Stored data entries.
— START —
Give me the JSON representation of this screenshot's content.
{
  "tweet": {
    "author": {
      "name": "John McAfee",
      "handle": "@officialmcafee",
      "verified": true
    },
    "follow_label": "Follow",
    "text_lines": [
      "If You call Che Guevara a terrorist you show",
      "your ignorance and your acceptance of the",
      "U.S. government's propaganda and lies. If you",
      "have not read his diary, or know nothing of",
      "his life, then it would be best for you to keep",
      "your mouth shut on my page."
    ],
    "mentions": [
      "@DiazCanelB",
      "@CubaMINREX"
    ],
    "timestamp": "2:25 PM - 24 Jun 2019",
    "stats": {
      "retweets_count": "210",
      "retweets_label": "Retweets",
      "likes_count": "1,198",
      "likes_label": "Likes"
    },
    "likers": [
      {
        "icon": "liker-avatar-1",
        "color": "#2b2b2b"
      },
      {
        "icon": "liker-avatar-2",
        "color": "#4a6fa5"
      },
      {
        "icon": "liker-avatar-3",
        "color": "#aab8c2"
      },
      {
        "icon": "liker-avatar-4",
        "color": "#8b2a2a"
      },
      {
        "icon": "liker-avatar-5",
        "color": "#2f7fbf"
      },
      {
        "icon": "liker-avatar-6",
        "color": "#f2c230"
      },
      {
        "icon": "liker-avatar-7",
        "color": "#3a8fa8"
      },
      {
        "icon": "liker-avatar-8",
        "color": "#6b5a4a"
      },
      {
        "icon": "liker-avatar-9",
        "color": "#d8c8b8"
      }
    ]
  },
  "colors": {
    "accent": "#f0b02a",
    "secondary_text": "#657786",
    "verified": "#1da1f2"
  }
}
— END —
Stated exercise. From the records above, extract every line exactly as it stands.

Final answer.
Give me the JSON representation of this screenshot's content.
{
  "tweet": {
    "author": {
      "name": "John McAfee",
      "handle": "@officialmcafee",
      "verified": true
    },
    "follow_label": "Follow",
    "text_lines": [
      "If You call Che Guevara a terrorist you show",
      "your ignorance and your acceptance of the",
      "U.S. government's propaganda and lies. If you",
      "have not read his diary, or know nothing of",
      "his life, then it would be best for you to keep",
      "your mouth shut on my page."
    ],
    "mentions": [
      "@DiazCanelB",
      "@CubaMINREX"
    ],
    "timestamp": "2:25 PM - 24 Jun 2019",
    "stats": {
      "retweets_count": "210",
      "retweets_label": "Retweets",
      "likes_count": "1,198",
      "likes_label": "Likes"
    },
    "likers": [
      {
        "icon": "liker-avatar-1",
        "color": "#2b2b2b"
      },
      {
        "icon": "liker-avatar-2",
        "color": "#4a6fa5"
      },
      {
        "icon": "liker-avatar-3",
        "color": "#aab8c2"
      },
      {
        "icon": "liker-avatar-4",
        "color": "#8b2a2a"
      },
      {
        "icon": "liker-avatar-5",
        "color": "#2f7fbf"
      },
      {
        "icon": "liker-avatar-6",
        "color": "#f2c230"
      },
      {
        "icon": "liker-avatar-7",
        "color": "#3a8fa8"
      },
      {
        "icon": "liker-avatar-8",
        "color": "#6b5a4a"
      },
      {
        "icon": "liker-avatar-9",
        "color": "#d8c8b8"
      }
    ]
  },
  "colors": {
    "accent": "#f0b02a",
    "secondary_text": "#657786",
    "verified": "#1da1f2"
  }
}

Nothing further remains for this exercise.